- _The exercise_
Report the number of lines containing "turn", with no other words.

(Excerpt from a dataset)

# # # #

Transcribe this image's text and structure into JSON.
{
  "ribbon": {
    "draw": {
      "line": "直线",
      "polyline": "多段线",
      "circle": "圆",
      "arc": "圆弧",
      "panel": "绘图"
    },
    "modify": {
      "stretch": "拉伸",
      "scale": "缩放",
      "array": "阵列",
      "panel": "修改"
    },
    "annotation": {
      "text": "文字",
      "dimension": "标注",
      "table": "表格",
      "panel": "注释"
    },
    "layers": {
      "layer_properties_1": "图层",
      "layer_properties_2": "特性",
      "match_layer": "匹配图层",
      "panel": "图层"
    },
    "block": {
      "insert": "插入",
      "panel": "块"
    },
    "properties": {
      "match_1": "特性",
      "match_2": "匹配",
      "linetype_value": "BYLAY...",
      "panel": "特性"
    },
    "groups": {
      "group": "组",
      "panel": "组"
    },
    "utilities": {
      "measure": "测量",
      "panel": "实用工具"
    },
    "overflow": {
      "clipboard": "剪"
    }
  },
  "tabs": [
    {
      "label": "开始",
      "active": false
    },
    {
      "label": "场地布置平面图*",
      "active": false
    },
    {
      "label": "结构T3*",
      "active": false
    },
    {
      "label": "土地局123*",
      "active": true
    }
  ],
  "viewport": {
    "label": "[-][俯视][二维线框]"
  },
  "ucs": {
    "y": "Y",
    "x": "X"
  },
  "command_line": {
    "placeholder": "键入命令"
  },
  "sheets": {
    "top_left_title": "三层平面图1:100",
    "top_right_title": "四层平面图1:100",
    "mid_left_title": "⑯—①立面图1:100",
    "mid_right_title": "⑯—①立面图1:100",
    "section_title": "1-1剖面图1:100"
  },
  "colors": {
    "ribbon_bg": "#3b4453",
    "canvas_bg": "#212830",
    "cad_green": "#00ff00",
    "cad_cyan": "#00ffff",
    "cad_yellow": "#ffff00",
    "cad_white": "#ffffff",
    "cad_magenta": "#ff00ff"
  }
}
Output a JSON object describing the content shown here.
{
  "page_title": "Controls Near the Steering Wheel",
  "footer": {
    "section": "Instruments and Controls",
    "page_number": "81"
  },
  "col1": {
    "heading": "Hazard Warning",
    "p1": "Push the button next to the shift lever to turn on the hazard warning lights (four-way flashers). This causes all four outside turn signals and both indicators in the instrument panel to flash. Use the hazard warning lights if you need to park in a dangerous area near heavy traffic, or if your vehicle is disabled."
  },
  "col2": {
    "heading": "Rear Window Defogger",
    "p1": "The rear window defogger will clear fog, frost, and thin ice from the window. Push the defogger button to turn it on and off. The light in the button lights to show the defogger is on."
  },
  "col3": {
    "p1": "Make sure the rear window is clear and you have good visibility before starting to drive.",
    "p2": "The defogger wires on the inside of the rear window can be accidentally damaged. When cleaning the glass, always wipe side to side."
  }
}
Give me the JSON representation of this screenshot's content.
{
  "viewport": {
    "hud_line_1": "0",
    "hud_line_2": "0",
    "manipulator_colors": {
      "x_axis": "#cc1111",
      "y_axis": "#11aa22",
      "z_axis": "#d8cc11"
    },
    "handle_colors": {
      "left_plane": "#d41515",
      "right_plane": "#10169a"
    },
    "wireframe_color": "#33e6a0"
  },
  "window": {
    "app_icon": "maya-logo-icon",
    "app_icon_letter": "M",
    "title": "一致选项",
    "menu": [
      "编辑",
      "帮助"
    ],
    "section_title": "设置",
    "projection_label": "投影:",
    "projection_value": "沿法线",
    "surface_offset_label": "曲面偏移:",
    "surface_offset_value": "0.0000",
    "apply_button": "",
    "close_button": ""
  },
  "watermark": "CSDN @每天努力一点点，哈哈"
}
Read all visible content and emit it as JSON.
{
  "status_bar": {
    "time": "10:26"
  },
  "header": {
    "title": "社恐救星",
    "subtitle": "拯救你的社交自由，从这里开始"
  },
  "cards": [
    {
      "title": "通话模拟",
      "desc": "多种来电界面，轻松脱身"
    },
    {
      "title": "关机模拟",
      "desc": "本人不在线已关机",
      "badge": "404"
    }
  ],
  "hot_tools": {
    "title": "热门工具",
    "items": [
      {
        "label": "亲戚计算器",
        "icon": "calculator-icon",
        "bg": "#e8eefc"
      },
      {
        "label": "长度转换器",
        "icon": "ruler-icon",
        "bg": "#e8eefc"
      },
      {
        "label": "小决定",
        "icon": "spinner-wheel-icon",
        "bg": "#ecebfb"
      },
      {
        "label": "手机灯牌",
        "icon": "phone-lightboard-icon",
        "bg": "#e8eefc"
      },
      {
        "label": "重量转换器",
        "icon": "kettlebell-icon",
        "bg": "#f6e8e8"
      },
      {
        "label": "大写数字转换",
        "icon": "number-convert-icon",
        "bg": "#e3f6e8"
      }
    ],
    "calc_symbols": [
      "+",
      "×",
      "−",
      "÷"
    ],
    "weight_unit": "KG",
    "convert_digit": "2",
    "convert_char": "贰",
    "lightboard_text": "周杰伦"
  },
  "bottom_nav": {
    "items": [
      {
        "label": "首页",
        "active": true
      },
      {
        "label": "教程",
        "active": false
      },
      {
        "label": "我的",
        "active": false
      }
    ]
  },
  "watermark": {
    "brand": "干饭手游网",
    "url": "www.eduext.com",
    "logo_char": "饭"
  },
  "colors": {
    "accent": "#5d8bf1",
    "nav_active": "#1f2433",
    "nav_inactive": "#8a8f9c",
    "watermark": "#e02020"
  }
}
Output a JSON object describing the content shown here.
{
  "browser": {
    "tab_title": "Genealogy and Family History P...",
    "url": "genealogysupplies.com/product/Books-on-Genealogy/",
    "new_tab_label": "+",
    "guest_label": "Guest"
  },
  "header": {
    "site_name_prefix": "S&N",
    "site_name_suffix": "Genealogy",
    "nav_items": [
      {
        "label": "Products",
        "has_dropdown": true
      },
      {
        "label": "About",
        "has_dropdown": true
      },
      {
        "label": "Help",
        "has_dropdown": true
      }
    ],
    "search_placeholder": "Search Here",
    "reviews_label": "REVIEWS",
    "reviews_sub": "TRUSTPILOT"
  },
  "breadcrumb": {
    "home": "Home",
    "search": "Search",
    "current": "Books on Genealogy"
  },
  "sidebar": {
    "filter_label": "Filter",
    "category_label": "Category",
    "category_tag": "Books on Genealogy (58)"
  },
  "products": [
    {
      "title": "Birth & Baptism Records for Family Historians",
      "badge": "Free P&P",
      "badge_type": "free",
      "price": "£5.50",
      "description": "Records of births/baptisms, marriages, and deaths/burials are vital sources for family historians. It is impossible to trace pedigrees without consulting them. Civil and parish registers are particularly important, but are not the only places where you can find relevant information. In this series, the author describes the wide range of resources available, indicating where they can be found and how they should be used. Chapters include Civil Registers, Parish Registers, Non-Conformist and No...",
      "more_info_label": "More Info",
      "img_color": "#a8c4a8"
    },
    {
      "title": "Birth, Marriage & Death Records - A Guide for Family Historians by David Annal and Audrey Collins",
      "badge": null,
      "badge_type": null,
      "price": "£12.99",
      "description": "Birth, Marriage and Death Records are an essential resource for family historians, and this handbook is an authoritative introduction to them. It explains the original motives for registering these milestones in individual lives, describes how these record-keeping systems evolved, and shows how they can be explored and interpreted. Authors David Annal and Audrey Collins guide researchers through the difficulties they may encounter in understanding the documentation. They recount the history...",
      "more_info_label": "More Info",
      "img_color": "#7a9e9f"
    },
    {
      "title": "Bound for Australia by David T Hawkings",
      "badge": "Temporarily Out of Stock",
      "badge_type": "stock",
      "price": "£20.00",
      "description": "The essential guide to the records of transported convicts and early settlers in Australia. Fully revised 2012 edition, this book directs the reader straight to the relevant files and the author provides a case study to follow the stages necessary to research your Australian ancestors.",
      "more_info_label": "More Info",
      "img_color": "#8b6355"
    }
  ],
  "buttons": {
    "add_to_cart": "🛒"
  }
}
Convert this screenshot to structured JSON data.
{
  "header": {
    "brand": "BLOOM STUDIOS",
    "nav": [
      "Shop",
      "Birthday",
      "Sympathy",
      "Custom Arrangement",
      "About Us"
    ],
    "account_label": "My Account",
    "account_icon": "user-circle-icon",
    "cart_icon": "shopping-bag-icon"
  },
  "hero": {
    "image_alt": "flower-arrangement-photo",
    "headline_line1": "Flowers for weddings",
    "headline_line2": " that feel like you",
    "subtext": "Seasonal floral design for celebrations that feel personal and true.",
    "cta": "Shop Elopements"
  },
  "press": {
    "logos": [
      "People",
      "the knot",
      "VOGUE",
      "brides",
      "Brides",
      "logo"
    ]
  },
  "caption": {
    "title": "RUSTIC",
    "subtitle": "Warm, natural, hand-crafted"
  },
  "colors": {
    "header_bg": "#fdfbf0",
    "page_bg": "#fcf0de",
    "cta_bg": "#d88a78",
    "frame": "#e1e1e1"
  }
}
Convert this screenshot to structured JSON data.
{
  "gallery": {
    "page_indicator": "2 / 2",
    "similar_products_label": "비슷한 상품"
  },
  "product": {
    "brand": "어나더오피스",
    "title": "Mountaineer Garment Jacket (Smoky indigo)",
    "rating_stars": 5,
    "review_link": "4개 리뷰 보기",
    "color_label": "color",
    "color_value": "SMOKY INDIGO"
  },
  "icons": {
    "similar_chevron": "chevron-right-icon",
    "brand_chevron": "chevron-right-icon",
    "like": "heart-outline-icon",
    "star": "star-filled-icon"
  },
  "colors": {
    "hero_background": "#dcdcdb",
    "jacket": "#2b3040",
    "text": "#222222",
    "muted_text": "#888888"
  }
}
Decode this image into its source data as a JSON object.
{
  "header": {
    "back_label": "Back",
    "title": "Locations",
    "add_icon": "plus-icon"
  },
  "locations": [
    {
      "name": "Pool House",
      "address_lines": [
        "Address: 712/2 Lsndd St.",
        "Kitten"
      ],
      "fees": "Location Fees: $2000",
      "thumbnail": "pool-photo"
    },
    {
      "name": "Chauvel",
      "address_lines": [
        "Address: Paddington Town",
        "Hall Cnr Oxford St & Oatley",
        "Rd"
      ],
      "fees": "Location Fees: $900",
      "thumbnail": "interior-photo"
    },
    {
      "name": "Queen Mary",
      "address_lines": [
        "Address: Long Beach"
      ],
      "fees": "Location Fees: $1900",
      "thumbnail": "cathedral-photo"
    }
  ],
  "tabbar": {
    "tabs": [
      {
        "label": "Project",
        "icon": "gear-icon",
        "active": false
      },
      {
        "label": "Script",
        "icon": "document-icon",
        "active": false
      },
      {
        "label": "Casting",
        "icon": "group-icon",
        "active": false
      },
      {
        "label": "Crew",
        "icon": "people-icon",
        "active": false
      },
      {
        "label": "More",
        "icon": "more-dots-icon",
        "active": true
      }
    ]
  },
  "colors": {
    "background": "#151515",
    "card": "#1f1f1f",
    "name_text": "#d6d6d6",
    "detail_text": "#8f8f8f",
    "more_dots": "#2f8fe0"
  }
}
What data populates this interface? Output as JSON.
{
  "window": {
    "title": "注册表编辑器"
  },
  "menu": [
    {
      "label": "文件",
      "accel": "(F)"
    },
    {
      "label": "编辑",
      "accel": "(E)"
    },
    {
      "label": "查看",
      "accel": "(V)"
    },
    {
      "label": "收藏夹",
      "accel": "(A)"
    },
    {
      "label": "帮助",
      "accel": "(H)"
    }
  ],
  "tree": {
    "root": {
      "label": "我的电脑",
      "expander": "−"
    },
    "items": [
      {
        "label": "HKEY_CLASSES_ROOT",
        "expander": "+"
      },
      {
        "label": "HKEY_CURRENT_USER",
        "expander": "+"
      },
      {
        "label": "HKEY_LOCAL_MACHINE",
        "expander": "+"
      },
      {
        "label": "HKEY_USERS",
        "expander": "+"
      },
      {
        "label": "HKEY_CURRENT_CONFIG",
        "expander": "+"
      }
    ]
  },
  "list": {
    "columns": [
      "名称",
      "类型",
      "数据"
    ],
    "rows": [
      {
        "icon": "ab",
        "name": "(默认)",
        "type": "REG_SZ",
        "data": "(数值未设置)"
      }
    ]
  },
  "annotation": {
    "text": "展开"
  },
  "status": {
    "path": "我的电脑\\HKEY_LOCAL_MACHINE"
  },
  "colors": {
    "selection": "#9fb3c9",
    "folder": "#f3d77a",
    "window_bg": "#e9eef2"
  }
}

# # # #

- _Finished answer_
2